Copy out each line that has "Alcoy" in it.

━━━━━━━━━━

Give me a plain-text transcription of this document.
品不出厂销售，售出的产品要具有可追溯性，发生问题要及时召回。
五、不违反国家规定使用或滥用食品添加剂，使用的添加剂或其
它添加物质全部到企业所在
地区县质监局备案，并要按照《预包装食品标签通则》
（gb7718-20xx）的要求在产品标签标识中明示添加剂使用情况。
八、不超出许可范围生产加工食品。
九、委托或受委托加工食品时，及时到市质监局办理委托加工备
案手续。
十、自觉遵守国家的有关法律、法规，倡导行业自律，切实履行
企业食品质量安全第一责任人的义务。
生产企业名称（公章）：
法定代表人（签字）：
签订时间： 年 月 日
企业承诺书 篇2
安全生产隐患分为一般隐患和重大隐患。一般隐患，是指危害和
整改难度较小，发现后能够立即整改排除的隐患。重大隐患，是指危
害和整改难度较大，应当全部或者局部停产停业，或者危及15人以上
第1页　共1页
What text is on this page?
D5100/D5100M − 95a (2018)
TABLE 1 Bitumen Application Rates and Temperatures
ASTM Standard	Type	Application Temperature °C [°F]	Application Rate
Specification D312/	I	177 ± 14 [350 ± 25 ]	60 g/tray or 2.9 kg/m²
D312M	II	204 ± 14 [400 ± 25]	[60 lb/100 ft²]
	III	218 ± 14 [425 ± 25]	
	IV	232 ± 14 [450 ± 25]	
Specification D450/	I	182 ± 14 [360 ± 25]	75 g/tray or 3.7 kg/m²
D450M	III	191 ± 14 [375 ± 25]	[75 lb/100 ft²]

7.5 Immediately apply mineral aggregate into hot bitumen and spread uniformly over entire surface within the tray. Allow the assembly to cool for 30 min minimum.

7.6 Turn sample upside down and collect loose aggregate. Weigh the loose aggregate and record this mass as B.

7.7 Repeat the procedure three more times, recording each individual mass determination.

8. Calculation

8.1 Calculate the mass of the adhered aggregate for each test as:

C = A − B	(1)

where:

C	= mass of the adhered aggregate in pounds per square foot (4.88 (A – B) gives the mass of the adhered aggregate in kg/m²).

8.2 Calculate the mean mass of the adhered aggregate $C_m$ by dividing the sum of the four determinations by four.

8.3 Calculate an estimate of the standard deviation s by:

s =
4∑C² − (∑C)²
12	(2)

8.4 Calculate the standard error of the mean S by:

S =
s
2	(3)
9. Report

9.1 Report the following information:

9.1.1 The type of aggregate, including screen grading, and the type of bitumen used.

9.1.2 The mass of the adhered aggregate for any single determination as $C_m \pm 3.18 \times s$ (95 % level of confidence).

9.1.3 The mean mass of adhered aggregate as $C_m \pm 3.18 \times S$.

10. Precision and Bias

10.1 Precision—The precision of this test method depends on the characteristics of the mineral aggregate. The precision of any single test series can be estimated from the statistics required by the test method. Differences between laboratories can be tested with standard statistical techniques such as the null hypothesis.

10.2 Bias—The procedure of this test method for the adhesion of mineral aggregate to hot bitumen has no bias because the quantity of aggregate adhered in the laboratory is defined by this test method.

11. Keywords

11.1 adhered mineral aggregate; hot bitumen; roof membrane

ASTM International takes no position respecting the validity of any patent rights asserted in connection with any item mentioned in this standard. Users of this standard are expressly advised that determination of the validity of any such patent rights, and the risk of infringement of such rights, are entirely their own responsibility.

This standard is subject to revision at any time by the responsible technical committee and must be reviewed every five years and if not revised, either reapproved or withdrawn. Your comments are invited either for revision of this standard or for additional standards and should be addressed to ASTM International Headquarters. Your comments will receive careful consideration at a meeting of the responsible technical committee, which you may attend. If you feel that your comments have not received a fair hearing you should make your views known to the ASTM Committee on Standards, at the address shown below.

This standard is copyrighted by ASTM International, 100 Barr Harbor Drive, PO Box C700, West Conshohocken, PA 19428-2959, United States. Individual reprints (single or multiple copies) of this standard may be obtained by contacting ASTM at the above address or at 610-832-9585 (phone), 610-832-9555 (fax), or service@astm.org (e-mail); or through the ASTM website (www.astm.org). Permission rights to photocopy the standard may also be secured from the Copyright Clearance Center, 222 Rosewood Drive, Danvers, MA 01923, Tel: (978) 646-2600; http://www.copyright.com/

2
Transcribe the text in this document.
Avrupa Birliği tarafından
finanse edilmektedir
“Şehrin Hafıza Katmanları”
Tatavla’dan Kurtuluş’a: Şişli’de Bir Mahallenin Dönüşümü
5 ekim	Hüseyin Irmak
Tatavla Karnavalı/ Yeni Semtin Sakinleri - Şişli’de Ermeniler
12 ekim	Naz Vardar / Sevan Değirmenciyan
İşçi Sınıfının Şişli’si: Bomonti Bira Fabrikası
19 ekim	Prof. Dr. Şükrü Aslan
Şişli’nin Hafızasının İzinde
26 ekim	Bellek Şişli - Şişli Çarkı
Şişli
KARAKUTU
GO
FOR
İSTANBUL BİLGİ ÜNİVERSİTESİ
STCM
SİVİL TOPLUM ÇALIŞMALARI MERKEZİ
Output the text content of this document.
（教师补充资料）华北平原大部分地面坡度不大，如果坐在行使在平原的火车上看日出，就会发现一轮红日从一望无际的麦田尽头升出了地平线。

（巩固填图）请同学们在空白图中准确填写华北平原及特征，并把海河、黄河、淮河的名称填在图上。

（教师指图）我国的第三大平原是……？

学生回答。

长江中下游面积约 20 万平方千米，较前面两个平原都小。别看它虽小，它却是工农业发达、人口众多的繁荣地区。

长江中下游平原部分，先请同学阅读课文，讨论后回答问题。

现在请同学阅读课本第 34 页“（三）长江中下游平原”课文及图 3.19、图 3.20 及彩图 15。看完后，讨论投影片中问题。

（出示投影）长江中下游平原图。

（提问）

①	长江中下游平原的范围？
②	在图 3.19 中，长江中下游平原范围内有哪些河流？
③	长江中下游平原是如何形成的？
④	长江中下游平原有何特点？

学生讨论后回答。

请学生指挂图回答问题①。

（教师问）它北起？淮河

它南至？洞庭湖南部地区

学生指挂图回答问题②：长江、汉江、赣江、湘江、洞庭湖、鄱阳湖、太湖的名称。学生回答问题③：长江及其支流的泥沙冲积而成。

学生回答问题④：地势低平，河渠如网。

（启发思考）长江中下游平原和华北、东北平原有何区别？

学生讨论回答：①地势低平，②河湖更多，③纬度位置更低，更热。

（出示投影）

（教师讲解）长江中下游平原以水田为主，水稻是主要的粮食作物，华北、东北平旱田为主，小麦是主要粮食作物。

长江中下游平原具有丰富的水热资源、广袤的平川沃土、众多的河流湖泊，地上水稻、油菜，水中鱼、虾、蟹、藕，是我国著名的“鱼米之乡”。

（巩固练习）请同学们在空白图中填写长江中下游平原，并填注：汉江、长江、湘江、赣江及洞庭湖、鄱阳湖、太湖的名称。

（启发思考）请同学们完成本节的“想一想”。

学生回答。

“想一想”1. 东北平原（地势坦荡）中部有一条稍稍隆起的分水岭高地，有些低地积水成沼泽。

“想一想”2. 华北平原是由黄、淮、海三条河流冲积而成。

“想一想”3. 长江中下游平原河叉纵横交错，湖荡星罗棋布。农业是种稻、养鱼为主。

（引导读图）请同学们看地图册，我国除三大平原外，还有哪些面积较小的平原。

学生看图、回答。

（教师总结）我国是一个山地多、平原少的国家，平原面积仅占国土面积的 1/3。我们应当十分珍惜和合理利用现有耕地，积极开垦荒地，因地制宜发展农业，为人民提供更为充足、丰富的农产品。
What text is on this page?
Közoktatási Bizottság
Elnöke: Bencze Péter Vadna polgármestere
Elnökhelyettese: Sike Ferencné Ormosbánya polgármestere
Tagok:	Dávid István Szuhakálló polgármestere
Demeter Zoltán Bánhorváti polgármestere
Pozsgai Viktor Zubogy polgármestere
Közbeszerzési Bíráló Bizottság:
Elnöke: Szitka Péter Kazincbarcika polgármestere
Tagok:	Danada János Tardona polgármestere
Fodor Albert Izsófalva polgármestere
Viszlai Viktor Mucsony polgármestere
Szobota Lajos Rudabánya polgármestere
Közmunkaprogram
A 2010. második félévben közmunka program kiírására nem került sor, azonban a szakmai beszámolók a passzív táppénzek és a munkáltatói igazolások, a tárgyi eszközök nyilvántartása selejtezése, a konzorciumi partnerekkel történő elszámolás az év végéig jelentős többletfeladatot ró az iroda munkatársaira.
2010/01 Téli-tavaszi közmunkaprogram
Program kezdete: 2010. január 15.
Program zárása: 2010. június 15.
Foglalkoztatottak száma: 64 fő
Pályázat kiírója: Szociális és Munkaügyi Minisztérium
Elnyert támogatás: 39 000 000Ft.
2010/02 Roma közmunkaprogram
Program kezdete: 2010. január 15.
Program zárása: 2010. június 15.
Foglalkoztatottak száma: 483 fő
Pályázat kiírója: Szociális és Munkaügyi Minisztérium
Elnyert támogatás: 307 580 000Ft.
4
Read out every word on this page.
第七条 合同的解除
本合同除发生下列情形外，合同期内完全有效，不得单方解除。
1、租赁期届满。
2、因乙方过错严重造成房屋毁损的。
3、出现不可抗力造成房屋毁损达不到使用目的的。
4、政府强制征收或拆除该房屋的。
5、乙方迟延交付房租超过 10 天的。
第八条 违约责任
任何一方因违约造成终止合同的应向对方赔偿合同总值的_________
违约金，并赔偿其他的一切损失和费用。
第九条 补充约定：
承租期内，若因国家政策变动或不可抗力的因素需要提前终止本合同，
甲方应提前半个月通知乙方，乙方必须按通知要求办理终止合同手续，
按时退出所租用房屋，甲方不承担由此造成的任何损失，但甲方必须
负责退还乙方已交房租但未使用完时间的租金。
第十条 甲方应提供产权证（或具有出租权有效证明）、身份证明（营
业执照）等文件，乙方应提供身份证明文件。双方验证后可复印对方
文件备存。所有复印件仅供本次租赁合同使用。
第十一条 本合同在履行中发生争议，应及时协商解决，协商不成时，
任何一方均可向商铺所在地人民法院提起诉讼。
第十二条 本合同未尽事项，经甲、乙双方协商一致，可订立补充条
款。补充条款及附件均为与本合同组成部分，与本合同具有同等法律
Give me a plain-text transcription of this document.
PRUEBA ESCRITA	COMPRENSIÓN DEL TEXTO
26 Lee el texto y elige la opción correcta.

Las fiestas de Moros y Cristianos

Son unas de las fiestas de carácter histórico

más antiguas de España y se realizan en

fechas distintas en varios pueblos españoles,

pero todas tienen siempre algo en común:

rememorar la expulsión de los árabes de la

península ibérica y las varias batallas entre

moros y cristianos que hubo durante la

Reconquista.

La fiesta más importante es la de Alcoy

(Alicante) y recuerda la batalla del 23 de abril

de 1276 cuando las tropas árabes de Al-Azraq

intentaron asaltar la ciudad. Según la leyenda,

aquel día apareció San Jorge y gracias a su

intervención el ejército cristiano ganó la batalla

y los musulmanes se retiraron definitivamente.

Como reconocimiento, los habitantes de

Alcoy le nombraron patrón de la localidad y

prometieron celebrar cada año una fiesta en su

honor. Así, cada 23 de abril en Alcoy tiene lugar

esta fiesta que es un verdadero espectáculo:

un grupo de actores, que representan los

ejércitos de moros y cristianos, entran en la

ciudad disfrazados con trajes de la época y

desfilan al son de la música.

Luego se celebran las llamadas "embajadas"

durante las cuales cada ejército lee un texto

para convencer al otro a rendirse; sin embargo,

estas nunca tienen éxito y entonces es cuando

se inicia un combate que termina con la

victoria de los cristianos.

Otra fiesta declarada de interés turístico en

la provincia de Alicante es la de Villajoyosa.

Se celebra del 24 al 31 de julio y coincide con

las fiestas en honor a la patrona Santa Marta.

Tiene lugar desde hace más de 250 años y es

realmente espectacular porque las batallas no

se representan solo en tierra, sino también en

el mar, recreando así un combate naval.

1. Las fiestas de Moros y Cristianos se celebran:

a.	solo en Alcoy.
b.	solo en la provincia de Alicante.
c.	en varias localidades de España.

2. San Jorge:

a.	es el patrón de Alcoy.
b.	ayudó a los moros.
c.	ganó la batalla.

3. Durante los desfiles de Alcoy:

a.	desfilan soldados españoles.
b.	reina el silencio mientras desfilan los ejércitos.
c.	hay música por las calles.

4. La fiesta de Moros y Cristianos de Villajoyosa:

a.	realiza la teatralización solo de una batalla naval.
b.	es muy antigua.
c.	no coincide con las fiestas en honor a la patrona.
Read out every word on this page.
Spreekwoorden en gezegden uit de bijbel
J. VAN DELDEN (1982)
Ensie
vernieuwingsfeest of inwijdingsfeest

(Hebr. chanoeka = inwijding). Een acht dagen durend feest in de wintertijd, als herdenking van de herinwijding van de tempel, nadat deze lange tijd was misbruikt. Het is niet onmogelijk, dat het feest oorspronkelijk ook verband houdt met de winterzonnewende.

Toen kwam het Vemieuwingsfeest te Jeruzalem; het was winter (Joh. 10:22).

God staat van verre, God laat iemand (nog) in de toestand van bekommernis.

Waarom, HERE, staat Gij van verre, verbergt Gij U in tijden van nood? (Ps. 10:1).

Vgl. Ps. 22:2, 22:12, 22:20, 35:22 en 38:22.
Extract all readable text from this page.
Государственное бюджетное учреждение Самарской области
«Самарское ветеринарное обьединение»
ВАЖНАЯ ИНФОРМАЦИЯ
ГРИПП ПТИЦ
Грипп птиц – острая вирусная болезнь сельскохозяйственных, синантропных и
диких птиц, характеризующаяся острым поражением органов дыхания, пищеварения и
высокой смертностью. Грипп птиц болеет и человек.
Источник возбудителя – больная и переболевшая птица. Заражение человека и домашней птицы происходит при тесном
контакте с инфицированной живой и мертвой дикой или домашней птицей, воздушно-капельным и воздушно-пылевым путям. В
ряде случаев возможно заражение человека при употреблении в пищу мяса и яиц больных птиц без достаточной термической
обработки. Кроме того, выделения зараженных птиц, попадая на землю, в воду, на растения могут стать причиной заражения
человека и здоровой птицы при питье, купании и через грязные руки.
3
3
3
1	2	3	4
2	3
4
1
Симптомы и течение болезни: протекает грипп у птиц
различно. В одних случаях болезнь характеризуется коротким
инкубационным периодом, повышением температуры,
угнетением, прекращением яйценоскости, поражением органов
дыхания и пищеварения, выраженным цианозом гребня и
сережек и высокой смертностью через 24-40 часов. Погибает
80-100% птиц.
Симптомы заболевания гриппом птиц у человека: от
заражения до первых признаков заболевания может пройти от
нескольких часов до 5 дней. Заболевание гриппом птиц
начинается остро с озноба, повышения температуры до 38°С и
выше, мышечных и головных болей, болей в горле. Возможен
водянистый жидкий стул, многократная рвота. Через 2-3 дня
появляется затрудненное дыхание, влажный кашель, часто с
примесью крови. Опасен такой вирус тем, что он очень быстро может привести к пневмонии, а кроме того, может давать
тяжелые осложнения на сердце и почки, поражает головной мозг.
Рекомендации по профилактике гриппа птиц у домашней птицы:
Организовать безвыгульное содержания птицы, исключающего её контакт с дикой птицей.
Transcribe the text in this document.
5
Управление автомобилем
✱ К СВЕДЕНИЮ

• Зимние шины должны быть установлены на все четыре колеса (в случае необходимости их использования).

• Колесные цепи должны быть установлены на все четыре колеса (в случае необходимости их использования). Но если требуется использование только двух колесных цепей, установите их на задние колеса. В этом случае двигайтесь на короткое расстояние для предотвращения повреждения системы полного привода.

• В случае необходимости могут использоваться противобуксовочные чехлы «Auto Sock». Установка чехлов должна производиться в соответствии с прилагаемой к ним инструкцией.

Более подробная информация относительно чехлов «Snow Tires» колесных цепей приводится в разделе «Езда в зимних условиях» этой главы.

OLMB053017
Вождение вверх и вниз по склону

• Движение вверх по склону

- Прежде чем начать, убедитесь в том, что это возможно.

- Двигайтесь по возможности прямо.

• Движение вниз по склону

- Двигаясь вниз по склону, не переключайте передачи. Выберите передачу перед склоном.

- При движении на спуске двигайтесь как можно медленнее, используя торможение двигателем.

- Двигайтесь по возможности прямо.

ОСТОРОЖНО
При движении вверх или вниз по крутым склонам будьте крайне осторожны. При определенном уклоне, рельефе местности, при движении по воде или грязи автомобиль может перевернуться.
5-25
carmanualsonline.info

━━━━━━━━━━

- **Task result**
La fiesta más importante es la de Alcoy
Alcoy le nombraron patrón de la localidad y
honor. Así, cada 23 de abril en Alcoy tiene lugar
a.	solo en Alcoy.
a.	es el patrón de Alcoy.
3. Durante los desfiles de Alcoy:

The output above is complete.